## CHALLENGE:
Select lines where the word "name" appears.

## DATA PROVIDED:

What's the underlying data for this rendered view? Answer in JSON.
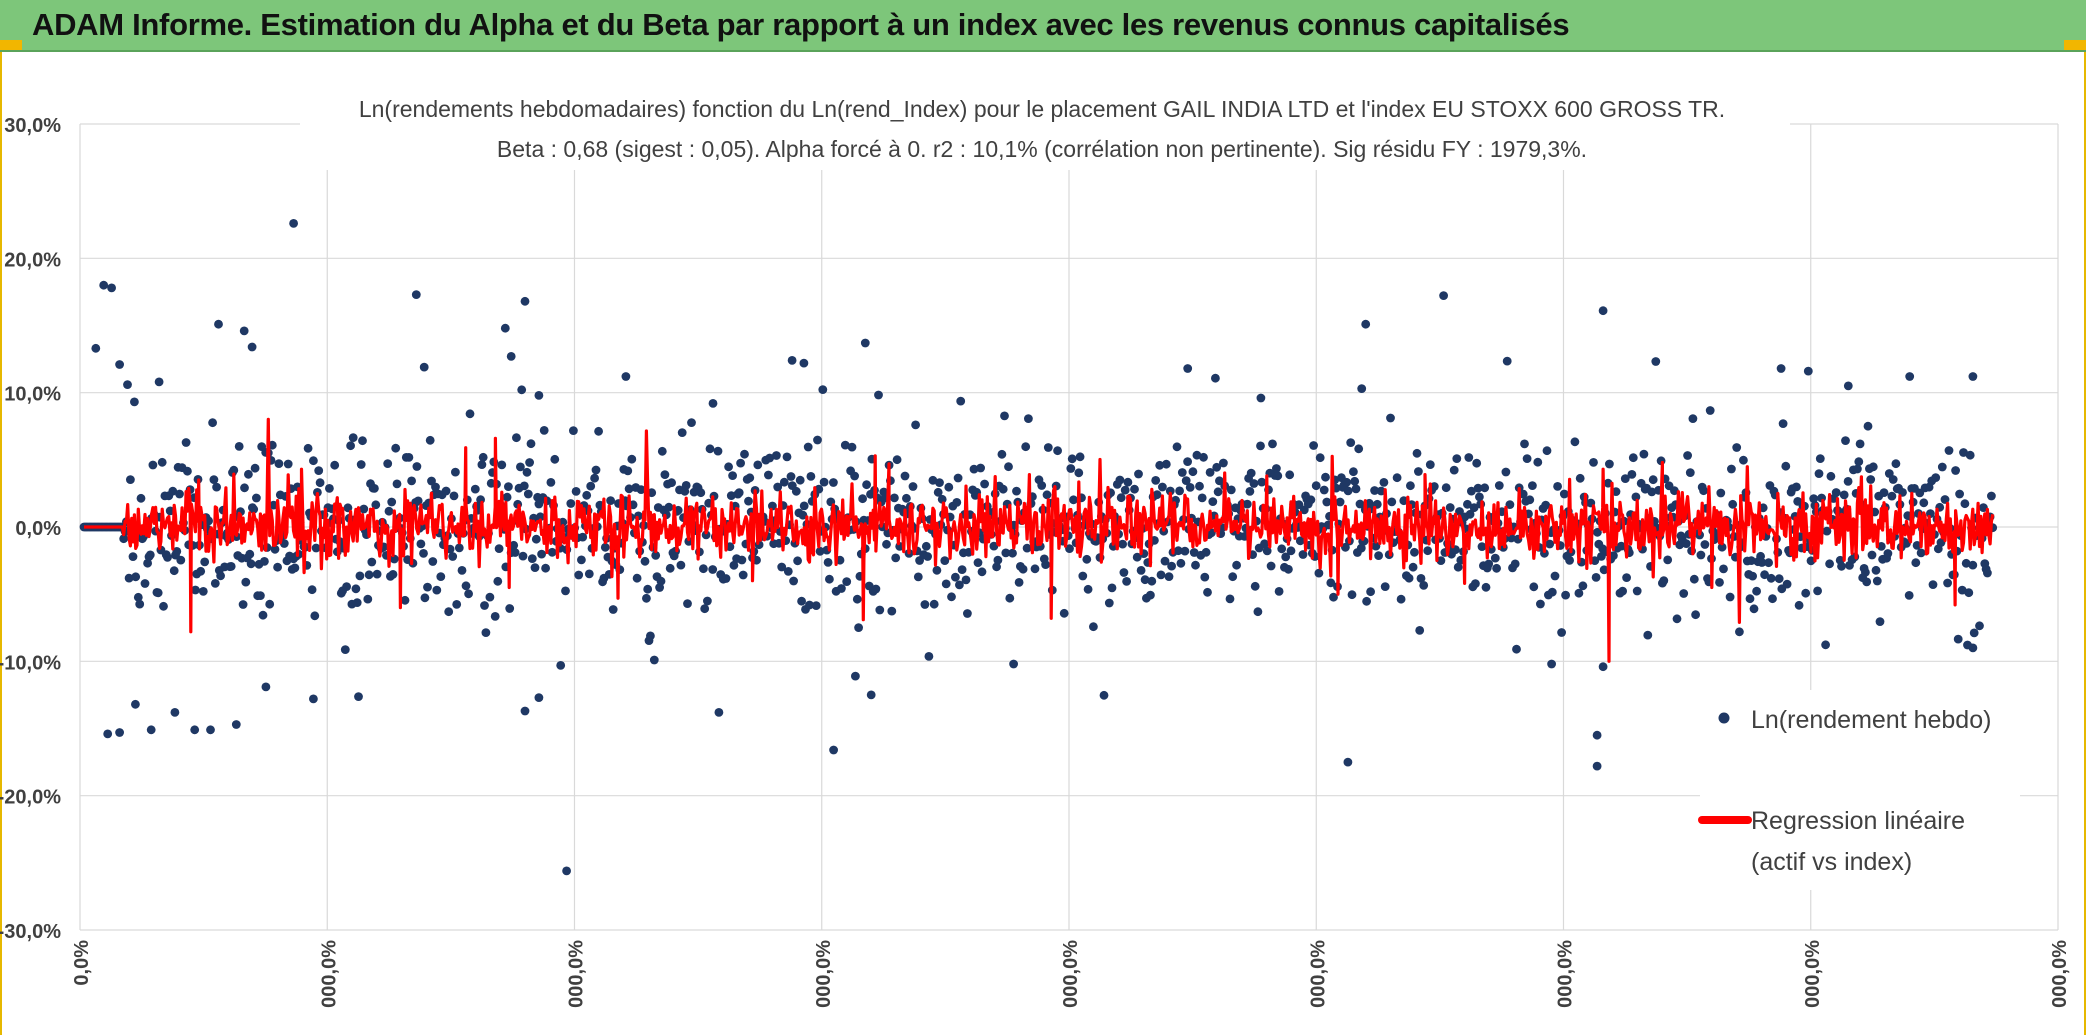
{
  "banner": {
    "title": "ADAM Informe. Estimation du Alpha et du Beta par rapport à un index avec les revenus connus capitalisés"
  },
  "colors": {
    "banner_bg": "#7dc67a",
    "accent_corner": "#f2b600",
    "points": "#1f3864",
    "regression": "#ff0000",
    "grid": "#d9d9d9"
  },
  "chart_data": {
    "type": "scatter",
    "title": "Ln(rendements hebdomadaires) fonction du Ln(rend_Index) pour le placement GAIL INDIA LTD et l'index EU STOXX 600 GROSS TR.",
    "subtitle": "Beta : 0,68 (sigest : 0,05). Alpha forcé à 0. r2 : 10,1% (corrélation non pertinente). Sig résidu FY : 1979,3%.",
    "y_ticks": [
      "30,0%",
      "20,0%",
      "10,0%",
      "0,0%",
      "-10,0%",
      "-20,0%",
      "-30,0%"
    ],
    "ylim": [
      -30,
      30
    ],
    "x_ticks": [
      "0,0%",
      "000,0%",
      "000,0%",
      "000,0%",
      "000,0%",
      "000,0%",
      "000,0%",
      "000,0%",
      "000,0%"
    ],
    "grid": "horizontal and vertical",
    "legend_placement": "right",
    "series": [
      {
        "name": "Ln(rendement hebdo)",
        "kind": "scatter",
        "n_points": 1440,
        "mean": 0.1,
        "stdev_core": 3.0,
        "outliers": [
          [
            0.012,
            18.0
          ],
          [
            0.016,
            17.8
          ],
          [
            0.008,
            13.3
          ],
          [
            0.02,
            12.1
          ],
          [
            0.024,
            10.6
          ],
          [
            0.04,
            10.8
          ],
          [
            0.07,
            15.1
          ],
          [
            0.083,
            14.6
          ],
          [
            0.087,
            13.4
          ],
          [
            0.108,
            22.6
          ],
          [
            0.17,
            17.3
          ],
          [
            0.174,
            11.9
          ],
          [
            0.215,
            14.8
          ],
          [
            0.218,
            12.7
          ],
          [
            0.225,
            16.8
          ],
          [
            0.232,
            9.8
          ],
          [
            0.276,
            11.2
          ],
          [
            0.32,
            9.2
          ],
          [
            0.36,
            12.4
          ],
          [
            0.366,
            12.2
          ],
          [
            0.397,
            13.7
          ],
          [
            0.56,
            11.8
          ],
          [
            0.597,
            9.6
          ],
          [
            0.65,
            15.1
          ],
          [
            0.648,
            10.3
          ],
          [
            0.77,
            16.1
          ],
          [
            0.86,
            11.8
          ],
          [
            0.894,
            10.5
          ],
          [
            0.925,
            11.2
          ],
          [
            0.957,
            11.2
          ],
          [
            0.014,
            -15.4
          ],
          [
            0.02,
            -15.3
          ],
          [
            0.028,
            -13.2
          ],
          [
            0.036,
            -15.1
          ],
          [
            0.048,
            -13.8
          ],
          [
            0.058,
            -15.1
          ],
          [
            0.066,
            -15.1
          ],
          [
            0.079,
            -14.7
          ],
          [
            0.094,
            -11.9
          ],
          [
            0.118,
            -12.8
          ],
          [
            0.225,
            -13.7
          ],
          [
            0.232,
            -12.7
          ],
          [
            0.243,
            -10.3
          ],
          [
            0.246,
            -25.6
          ],
          [
            0.323,
            -13.8
          ],
          [
            0.381,
            -16.6
          ],
          [
            0.392,
            -11.1
          ],
          [
            0.4,
            -12.5
          ],
          [
            0.472,
            -10.2
          ],
          [
            0.641,
            -17.5
          ],
          [
            0.767,
            -17.8
          ],
          [
            0.767,
            -15.5
          ],
          [
            0.77,
            -10.4
          ],
          [
            0.957,
            -9.0
          ],
          [
            0.744,
            -10.2
          ]
        ]
      },
      {
        "name": "Regression linéaire (actif vs index)",
        "legend_lines": [
          "Regression linéaire",
          "(actif vs index)"
        ],
        "kind": "line",
        "beta": 0.68,
        "alpha": 0,
        "spikes": [
          [
            0.056,
            -7.8
          ],
          [
            0.112,
            4.3
          ],
          [
            0.162,
            -6.0
          ],
          [
            0.195,
            5.9
          ],
          [
            0.21,
            6.6
          ],
          [
            0.217,
            -4.5
          ],
          [
            0.396,
            -6.9
          ],
          [
            0.402,
            5.3
          ],
          [
            0.409,
            4.7
          ],
          [
            0.491,
            -6.8
          ],
          [
            0.48,
            3.9
          ],
          [
            0.516,
            2.9
          ],
          [
            0.636,
            -5.0
          ],
          [
            0.773,
            -10.0
          ],
          [
            0.77,
            4.3
          ],
          [
            0.8,
            4.8
          ],
          [
            0.825,
            -4.5
          ],
          [
            0.948,
            -5.8
          ],
          [
            0.272,
            -5.3
          ],
          [
            0.34,
            -4.0
          ],
          [
            0.6,
            3.8
          ],
          [
            0.68,
            3.9
          ],
          [
            0.7,
            -4.2
          ],
          [
            0.06,
            3.5
          ]
        ]
      }
    ]
  }
}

## EXPECTED ANSWER:
        "name": "Ln(rendement hebdo)",
        "name": "Regression linéaire (actif vs index)",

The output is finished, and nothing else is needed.